WORK TO BE COMPLETED:
Sort through the data and copy the lines holding the word "parents".

>> Start SUPPLIED DATA

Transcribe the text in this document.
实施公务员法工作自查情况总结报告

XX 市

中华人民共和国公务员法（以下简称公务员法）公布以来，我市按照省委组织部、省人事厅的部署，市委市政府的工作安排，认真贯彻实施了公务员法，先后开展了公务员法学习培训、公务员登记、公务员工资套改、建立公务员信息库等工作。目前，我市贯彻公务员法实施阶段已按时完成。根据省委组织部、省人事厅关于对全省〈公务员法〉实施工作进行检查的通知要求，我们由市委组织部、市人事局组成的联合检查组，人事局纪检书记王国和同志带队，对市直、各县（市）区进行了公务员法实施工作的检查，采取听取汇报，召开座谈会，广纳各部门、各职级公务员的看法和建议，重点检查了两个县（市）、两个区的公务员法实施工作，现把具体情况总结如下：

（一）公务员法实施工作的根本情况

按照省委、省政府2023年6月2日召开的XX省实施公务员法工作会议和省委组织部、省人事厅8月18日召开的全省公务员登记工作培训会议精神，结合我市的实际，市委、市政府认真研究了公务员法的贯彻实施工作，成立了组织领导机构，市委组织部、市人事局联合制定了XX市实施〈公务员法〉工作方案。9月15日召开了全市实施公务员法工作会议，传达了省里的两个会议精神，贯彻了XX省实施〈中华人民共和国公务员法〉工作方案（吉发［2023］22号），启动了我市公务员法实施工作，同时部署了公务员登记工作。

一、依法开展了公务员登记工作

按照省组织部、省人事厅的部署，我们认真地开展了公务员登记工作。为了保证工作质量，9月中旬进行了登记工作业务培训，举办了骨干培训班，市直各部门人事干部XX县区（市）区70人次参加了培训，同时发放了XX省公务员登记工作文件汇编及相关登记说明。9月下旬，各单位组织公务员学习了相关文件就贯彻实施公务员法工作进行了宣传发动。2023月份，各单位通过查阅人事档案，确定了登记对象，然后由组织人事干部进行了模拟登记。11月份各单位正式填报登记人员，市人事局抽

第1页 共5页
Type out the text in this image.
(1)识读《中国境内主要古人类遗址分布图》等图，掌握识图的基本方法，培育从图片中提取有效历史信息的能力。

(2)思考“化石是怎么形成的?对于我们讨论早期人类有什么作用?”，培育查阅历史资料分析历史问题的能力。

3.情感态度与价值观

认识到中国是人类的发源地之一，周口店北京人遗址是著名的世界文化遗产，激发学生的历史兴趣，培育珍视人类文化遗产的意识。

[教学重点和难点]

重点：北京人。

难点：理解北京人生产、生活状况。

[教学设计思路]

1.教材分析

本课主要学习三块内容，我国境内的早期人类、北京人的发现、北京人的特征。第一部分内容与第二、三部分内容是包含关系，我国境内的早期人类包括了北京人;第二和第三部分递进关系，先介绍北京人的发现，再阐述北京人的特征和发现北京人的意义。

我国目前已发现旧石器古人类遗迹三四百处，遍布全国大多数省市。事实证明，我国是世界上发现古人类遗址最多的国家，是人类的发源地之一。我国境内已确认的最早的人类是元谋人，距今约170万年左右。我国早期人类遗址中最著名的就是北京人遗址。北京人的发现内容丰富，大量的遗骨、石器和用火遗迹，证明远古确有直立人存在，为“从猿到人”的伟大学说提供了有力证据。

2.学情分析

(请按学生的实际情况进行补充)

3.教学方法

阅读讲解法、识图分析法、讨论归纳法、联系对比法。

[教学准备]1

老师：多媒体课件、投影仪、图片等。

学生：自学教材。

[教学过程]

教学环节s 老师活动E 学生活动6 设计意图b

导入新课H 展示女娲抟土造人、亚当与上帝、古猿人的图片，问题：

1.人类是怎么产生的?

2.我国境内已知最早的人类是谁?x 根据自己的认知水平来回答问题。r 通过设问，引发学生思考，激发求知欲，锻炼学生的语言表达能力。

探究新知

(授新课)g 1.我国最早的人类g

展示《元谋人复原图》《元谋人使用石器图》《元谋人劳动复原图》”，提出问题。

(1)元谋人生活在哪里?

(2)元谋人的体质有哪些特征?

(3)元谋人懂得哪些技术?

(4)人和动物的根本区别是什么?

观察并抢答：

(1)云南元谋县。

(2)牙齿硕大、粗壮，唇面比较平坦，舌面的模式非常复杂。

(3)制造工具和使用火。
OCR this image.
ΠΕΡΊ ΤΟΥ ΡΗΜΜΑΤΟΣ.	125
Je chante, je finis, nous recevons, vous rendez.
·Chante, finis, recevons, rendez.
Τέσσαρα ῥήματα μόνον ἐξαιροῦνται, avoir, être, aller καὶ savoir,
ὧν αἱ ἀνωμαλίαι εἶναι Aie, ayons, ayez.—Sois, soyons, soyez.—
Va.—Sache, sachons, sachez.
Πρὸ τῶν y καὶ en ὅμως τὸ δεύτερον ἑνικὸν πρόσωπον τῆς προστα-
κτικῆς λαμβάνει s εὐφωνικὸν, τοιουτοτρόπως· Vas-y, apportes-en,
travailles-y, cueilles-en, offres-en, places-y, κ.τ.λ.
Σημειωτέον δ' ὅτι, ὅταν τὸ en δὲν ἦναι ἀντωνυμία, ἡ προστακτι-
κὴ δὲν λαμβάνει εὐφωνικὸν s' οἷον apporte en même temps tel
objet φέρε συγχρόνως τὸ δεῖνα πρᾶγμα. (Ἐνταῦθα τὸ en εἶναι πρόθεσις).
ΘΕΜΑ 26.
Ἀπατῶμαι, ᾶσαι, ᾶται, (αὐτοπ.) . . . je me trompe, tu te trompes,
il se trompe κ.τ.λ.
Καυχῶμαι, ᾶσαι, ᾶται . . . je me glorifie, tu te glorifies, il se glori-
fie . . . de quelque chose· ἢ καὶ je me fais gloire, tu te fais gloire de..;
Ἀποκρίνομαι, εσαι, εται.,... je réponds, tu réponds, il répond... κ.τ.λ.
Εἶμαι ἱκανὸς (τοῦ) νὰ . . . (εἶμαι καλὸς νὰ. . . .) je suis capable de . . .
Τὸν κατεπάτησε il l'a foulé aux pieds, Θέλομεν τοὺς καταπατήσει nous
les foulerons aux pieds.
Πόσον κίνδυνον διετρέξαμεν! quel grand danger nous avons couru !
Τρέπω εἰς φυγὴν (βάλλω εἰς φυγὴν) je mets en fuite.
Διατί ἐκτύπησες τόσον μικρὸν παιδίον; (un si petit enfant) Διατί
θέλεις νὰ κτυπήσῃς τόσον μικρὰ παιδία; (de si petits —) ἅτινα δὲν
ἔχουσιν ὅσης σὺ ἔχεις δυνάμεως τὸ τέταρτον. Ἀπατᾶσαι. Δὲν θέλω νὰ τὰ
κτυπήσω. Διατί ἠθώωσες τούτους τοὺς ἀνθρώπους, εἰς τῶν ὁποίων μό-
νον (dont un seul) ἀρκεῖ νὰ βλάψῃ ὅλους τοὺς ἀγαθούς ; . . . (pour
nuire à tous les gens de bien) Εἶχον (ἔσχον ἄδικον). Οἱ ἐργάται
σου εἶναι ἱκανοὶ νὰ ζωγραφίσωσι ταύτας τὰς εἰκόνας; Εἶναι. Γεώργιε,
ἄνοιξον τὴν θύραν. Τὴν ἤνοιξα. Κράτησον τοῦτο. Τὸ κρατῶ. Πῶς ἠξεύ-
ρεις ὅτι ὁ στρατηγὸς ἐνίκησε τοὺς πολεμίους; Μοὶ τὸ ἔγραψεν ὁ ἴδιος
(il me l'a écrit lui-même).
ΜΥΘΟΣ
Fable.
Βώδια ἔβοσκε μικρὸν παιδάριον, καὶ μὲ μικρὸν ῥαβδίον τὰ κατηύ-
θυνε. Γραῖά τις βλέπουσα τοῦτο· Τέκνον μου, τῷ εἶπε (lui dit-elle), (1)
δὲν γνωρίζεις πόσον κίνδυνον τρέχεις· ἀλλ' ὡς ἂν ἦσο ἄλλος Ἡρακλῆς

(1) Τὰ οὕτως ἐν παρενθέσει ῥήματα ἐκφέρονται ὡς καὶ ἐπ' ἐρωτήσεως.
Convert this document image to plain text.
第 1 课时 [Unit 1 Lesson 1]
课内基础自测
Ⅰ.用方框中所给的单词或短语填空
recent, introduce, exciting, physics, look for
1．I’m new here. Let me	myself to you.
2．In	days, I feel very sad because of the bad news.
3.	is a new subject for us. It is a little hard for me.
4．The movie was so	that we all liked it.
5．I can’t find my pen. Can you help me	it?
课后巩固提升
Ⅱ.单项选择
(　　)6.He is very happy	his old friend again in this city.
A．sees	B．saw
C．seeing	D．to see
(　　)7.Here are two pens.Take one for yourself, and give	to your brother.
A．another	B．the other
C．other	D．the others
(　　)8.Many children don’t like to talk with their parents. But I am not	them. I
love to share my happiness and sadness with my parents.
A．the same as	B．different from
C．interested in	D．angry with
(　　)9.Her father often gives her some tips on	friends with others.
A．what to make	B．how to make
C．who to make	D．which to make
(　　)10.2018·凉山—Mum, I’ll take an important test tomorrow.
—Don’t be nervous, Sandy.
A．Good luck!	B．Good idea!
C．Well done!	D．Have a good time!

>> End SUPPLIED DATA

WRITTEN RESPONSE:
(　　)8.Many children don’t like to talk with their parents. But I am not	them. I
love to share my happiness and sadness with my parents.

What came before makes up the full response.